[MATERIAL TO PROCESS]:
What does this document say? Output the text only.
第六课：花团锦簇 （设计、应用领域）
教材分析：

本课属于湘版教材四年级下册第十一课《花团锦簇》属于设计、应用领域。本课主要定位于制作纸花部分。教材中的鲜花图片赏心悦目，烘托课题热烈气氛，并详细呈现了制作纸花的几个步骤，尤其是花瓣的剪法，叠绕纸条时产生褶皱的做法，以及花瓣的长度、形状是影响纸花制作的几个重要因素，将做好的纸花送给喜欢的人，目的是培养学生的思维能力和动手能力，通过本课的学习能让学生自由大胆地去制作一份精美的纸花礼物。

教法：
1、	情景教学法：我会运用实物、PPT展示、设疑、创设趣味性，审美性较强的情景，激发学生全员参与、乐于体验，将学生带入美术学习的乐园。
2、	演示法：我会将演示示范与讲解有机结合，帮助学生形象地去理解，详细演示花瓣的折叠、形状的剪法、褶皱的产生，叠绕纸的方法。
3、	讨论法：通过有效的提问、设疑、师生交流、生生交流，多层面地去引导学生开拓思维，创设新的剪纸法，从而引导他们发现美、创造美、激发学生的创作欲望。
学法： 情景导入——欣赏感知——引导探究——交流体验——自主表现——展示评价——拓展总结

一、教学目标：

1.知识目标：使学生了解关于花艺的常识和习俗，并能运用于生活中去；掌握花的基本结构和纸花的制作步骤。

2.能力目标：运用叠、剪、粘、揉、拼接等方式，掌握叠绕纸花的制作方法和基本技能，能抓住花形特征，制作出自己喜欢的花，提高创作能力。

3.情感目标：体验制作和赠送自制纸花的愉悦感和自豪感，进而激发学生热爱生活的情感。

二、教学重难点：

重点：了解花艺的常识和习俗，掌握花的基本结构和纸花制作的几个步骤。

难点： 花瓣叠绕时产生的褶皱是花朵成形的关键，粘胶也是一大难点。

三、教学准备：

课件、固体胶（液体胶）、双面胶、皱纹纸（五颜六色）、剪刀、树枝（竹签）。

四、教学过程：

* * *

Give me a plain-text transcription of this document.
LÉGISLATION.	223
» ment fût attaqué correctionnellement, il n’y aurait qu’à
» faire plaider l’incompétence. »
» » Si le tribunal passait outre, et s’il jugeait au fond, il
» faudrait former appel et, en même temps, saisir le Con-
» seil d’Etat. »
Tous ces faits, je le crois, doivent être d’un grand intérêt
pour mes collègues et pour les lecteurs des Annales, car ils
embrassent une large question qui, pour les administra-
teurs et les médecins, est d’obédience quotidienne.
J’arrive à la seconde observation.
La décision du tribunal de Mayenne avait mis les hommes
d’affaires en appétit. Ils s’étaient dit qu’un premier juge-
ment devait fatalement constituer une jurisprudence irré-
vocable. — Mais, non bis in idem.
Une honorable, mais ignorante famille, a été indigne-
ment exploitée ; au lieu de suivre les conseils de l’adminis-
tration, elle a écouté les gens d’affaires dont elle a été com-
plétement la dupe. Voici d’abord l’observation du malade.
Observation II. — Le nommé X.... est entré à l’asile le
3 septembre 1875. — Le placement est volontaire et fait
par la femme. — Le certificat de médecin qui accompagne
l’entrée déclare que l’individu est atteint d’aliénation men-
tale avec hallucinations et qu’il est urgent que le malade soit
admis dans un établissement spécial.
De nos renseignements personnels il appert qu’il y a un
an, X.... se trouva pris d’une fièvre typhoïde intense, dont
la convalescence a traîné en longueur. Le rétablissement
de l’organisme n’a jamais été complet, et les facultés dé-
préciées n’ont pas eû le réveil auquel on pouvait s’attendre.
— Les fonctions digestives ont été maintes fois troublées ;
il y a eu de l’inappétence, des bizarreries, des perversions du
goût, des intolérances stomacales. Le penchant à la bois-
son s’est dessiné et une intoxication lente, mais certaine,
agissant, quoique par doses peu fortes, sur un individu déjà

...

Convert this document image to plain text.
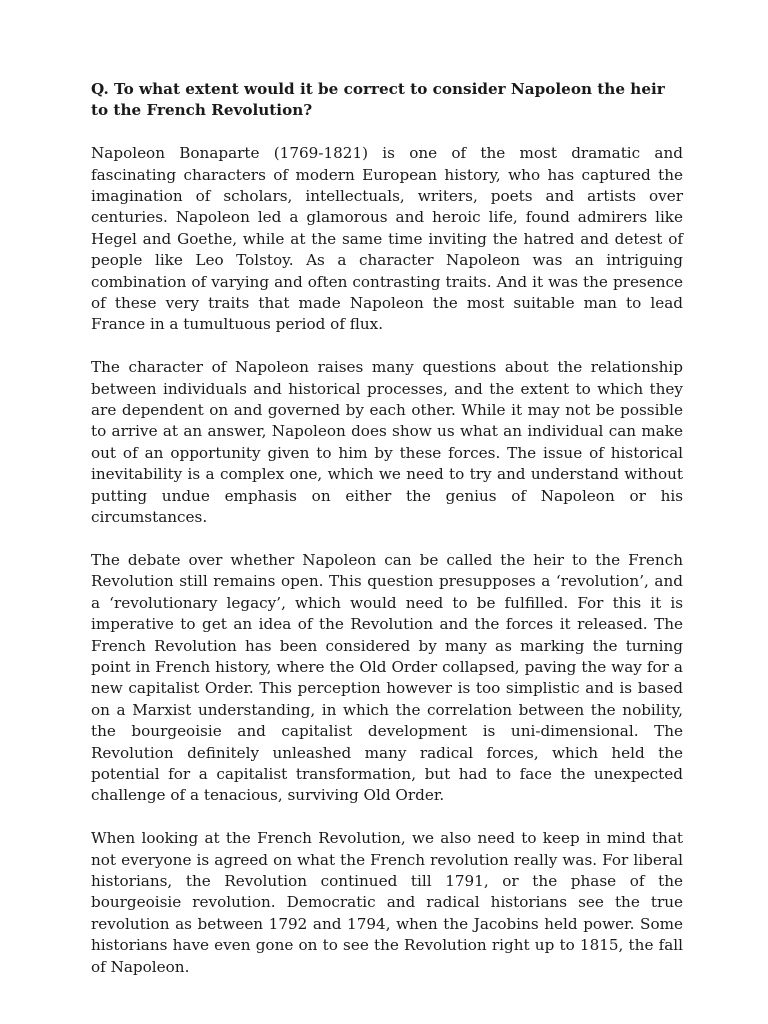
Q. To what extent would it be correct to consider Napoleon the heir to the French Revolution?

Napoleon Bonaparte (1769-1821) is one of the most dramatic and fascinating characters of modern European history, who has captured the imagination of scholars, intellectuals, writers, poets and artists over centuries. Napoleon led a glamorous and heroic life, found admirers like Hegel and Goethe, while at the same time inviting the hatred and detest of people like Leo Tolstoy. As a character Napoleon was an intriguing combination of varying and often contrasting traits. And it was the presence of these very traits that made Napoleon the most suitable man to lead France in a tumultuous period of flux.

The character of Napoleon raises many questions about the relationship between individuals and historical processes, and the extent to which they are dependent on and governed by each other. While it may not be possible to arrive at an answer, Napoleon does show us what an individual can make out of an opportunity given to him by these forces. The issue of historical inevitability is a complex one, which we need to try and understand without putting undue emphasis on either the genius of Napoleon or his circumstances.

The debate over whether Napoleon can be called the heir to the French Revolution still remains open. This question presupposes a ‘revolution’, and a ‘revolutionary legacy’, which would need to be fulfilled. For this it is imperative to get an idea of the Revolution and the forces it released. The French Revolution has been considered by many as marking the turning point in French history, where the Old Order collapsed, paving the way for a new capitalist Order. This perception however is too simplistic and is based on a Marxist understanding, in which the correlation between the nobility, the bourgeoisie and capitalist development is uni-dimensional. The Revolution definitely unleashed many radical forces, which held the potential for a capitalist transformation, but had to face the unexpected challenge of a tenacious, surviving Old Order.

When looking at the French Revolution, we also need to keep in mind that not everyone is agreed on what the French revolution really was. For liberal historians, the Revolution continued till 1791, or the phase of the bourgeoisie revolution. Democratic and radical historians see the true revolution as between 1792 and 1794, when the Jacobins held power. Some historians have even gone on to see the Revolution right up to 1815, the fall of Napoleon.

[INSTRUCTION]: Scan the listing above. Gather each line that contains the word "tribunal".

[TASK ANSWER]:
» » Si le tribunal passait outre, et s’il jugeait au fond, il
La décision du tribunal de Mayenne avait mis les hommes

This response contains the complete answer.